• WHAT TO WORK ON:
Among the lines below, count those containing the word "arrow". Give the number only.

begin MATERIAL FOR THIS EXERCISE

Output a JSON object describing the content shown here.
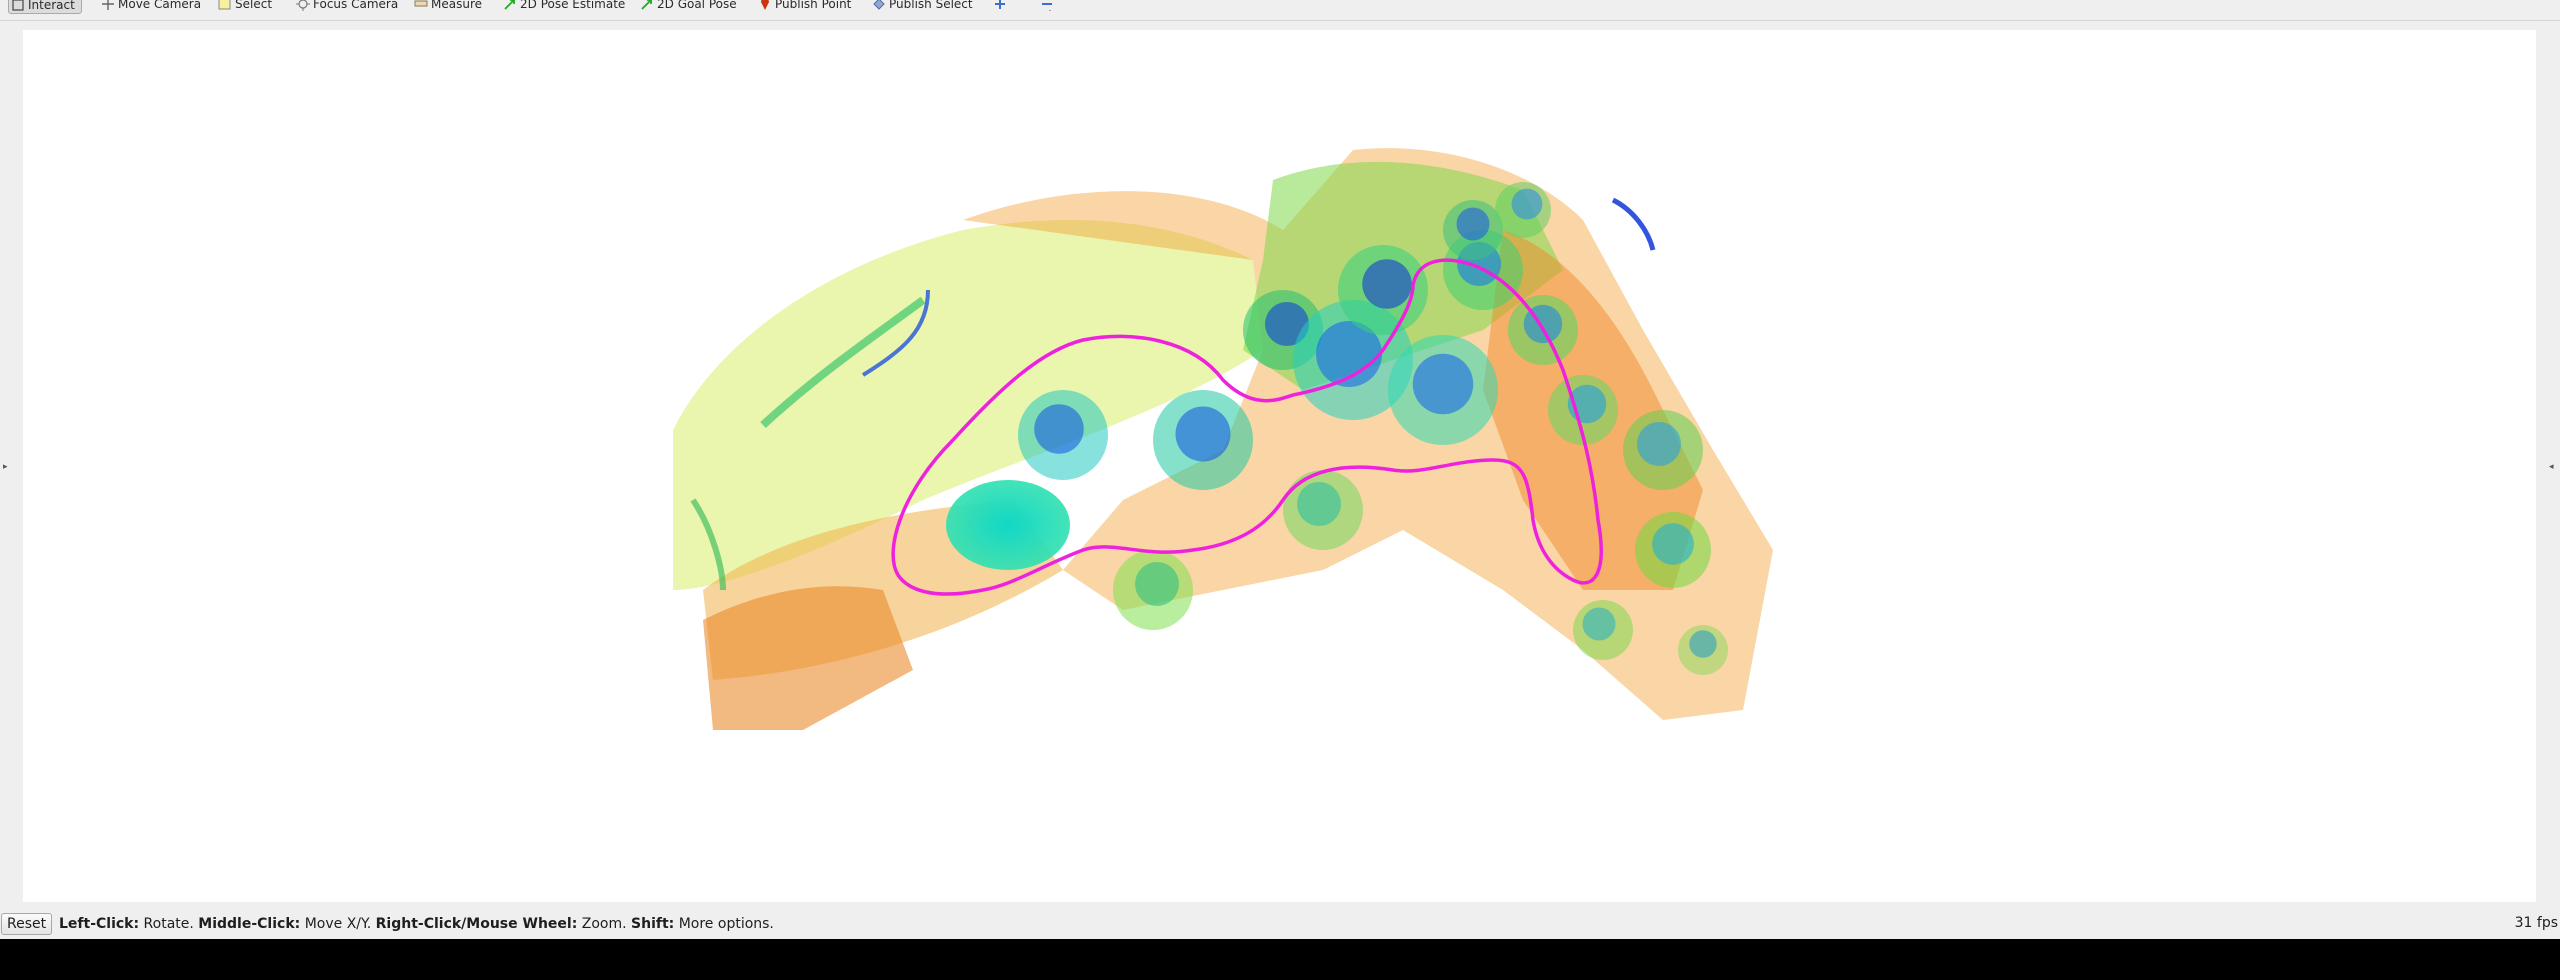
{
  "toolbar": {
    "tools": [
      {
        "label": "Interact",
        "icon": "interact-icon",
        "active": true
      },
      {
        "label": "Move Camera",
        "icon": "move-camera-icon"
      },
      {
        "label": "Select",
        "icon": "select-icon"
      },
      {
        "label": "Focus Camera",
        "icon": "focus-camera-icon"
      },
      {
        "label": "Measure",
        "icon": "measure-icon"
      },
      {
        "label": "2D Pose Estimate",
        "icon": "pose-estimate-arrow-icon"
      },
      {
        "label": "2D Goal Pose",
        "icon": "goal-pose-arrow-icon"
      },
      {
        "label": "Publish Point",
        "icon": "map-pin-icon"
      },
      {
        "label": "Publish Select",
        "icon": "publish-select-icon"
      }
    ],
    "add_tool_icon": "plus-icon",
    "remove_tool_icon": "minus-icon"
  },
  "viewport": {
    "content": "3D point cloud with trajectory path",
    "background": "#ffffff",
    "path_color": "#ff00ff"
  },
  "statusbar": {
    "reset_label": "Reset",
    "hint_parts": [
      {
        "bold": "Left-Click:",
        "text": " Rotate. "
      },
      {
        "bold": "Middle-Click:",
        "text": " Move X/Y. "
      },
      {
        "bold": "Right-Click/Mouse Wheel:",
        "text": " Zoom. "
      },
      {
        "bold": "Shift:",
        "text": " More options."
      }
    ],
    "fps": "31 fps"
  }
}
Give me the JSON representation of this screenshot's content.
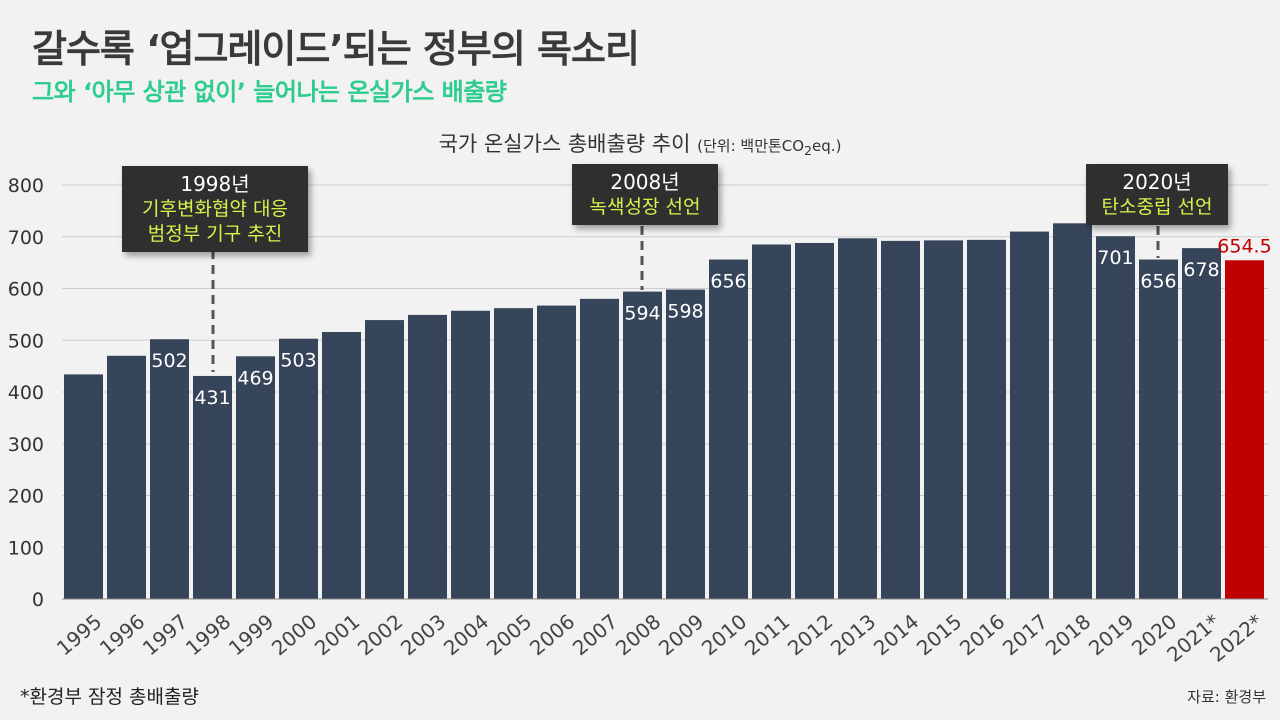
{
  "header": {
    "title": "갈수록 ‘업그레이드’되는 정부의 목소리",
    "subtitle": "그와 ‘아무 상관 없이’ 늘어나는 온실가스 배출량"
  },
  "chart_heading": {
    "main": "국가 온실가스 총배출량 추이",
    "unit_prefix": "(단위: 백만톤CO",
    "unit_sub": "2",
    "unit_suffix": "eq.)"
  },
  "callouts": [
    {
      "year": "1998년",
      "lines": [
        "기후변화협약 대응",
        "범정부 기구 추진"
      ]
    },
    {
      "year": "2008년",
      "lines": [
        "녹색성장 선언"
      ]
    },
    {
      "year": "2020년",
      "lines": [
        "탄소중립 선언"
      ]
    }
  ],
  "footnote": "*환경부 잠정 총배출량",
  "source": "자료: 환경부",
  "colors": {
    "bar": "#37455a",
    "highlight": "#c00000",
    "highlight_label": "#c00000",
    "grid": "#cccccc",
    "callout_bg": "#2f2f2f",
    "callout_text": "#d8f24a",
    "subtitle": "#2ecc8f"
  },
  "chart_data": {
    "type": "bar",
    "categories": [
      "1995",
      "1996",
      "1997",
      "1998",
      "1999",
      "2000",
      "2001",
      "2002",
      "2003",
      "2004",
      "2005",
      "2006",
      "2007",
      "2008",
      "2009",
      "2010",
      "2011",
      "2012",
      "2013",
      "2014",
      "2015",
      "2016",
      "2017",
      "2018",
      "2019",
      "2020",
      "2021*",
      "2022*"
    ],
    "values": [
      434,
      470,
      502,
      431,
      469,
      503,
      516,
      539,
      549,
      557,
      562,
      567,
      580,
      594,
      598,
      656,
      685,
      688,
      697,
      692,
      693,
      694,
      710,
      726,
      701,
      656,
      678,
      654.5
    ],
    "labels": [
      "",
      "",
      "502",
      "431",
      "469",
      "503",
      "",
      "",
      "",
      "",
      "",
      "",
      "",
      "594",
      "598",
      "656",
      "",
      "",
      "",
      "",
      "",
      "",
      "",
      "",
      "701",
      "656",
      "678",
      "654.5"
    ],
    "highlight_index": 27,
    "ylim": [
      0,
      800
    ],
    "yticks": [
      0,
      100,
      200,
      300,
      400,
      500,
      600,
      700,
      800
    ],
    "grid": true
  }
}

end MATERIAL FOR THIS EXERCISE

• EXERCISE OUTPUT:
2